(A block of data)
— Begin —
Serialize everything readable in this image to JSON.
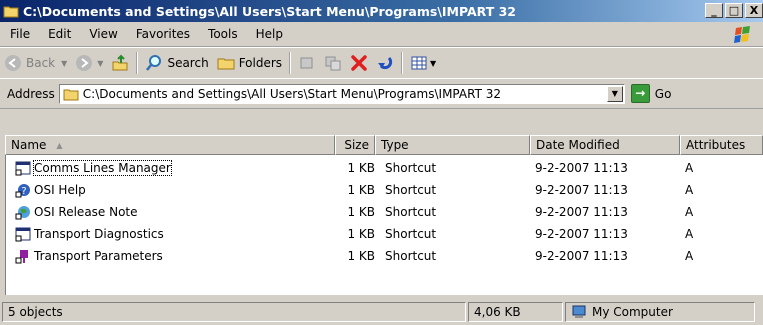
{
  "window": {
    "title": "C:\\Documents and Settings\\All Users\\Start Menu\\Programs\\IMPART 32"
  },
  "winbtns": {
    "minimize": "_",
    "maximize": "□",
    "close": "X"
  },
  "menu": [
    "File",
    "Edit",
    "View",
    "Favorites",
    "Tools",
    "Help"
  ],
  "toolbar": {
    "back": "Back",
    "forward": "",
    "search": "Search",
    "folders": "Folders",
    "views": ""
  },
  "address": {
    "label": "Address",
    "value": "C:\\Documents and Settings\\All Users\\Start Menu\\Programs\\IMPART 32",
    "go": "Go"
  },
  "columns": {
    "name": "Name",
    "size": "Size",
    "type": "Type",
    "date": "Date Modified",
    "attributes": "Attributes"
  },
  "files": [
    {
      "name": "Comms Lines Manager",
      "size": "1 KB",
      "type": "Shortcut",
      "date": "9-2-2007 11:13",
      "attr": "A",
      "icon": "console-shortcut-icon"
    },
    {
      "name": "OSI Help",
      "size": "1 KB",
      "type": "Shortcut",
      "date": "9-2-2007 11:13",
      "attr": "A",
      "icon": "help-shortcut-icon"
    },
    {
      "name": "OSI Release Note",
      "size": "1 KB",
      "type": "Shortcut",
      "date": "9-2-2007 11:13",
      "attr": "A",
      "icon": "globe-shortcut-icon"
    },
    {
      "name": "Transport Diagnostics",
      "size": "1 KB",
      "type": "Shortcut",
      "date": "9-2-2007 11:13",
      "attr": "A",
      "icon": "console-shortcut-icon"
    },
    {
      "name": "Transport Parameters",
      "size": "1 KB",
      "type": "Shortcut",
      "date": "9-2-2007 11:13",
      "attr": "A",
      "icon": "plug-shortcut-icon"
    }
  ],
  "status": {
    "objects": "5 objects",
    "size": "4,06 KB",
    "location": "My Computer"
  }
}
— End —
Exact duplication of all the records is required; pictures are omitted from the copy.

:: Output for this task ::
Serialize everything readable in this image to JSON.
{
  "window": {
    "title": "C:\\Documents and Settings\\All Users\\Start Menu\\Programs\\IMPART 32"
  },
  "winbtns": {
    "minimize": "_",
    "maximize": "□",
    "close": "X"
  },
  "menu": [
    "File",
    "Edit",
    "View",
    "Favorites",
    "Tools",
    "Help"
  ],
  "toolbar": {
    "back": "Back",
    "forward": "",
    "search": "Search",
    "folders": "Folders",
    "views": ""
  },
  "address": {
    "label": "Address",
    "value": "C:\\Documents and Settings\\All Users\\Start Menu\\Programs\\IMPART 32",
    "go": "Go"
  },
  "columns": {
    "name": "Name",
    "size": "Size",
    "type": "Type",
    "date": "Date Modified",
    "attributes": "Attributes"
  },
  "files": [
    {
      "name": "Comms Lines Manager",
      "size": "1 KB",
      "type": "Shortcut",
      "date": "9-2-2007 11:13",
      "attr": "A",
      "icon": "console-shortcut-icon"
    },
    {
      "name": "OSI Help",
      "size": "1 KB",
      "type": "Shortcut",
      "date": "9-2-2007 11:13",
      "attr": "A",
      "icon": "help-shortcut-icon"
    },
    {
      "name": "OSI Release Note",
      "size": "1 KB",
      "type": "Shortcut",
      "date": "9-2-2007 11:13",
      "attr": "A",
      "icon": "globe-shortcut-icon"
    },
    {
      "name": "Transport Diagnostics",
      "size": "1 KB",
      "type": "Shortcut",
      "date": "9-2-2007 11:13",
      "attr": "A",
      "icon": "console-shortcut-icon"
    },
    {
      "name": "Transport Parameters",
      "size": "1 KB",
      "type": "Shortcut",
      "date": "9-2-2007 11:13",
      "attr": "A",
      "icon": "plug-shortcut-icon"
    }
  ],
  "status": {
    "objects": "5 objects",
    "size": "4,06 KB",
    "location": "My Computer"
  }
}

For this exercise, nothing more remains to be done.